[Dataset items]
════════
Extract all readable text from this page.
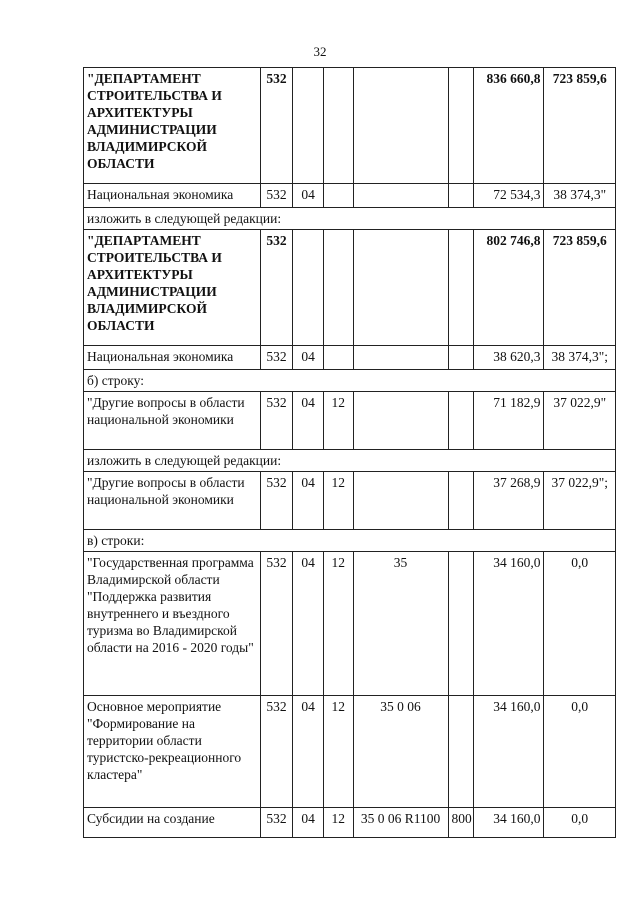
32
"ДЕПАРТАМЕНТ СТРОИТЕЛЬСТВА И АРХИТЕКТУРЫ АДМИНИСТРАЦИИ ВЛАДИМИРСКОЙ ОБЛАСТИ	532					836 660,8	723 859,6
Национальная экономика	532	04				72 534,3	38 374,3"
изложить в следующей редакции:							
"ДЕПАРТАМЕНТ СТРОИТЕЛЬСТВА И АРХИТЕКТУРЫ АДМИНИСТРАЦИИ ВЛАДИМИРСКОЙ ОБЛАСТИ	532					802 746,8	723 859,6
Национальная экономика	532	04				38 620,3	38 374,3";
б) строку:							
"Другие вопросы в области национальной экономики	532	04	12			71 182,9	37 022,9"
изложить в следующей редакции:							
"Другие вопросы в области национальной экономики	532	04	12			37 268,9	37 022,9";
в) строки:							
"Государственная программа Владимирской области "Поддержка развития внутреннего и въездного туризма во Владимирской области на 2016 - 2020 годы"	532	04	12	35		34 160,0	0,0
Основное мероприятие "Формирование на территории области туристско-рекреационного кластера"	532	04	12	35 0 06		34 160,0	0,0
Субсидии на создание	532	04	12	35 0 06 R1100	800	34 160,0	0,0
════════
Repeat the data exactly, excluding the pictures.

Extract all readable text from this page.
32
"ДЕПАРТАМЕНТ СТРОИТЕЛЬСТВА И АРХИТЕКТУРЫ АДМИНИСТРАЦИИ ВЛАДИМИРСКОЙ ОБЛАСТИ	532					836 660,8	723 859,6
Национальная экономика	532	04				72 534,3	38 374,3"
изложить в следующей редакции:							
"ДЕПАРТАМЕНТ СТРОИТЕЛЬСТВА И АРХИТЕКТУРЫ АДМИНИСТРАЦИИ ВЛАДИМИРСКОЙ ОБЛАСТИ	532					802 746,8	723 859,6
Национальная экономика	532	04				38 620,3	38 374,3";
б) строку:							
"Другие вопросы в области национальной экономики	532	04	12			71 182,9	37 022,9"
изложить в следующей редакции:							
"Другие вопросы в области национальной экономики	532	04	12			37 268,9	37 022,9";
в) строки:							
"Государственная программа Владимирской области "Поддержка развития внутреннего и въездного туризма во Владимирской области на 2016 - 2020 годы"	532	04	12	35		34 160,0	0,0
Основное мероприятие "Формирование на территории области туристско-рекреационного кластера"	532	04	12	35 0 06		34 160,0	0,0
Субсидии на создание	532	04	12	35 0 06 R1100	800	34 160,0	0,0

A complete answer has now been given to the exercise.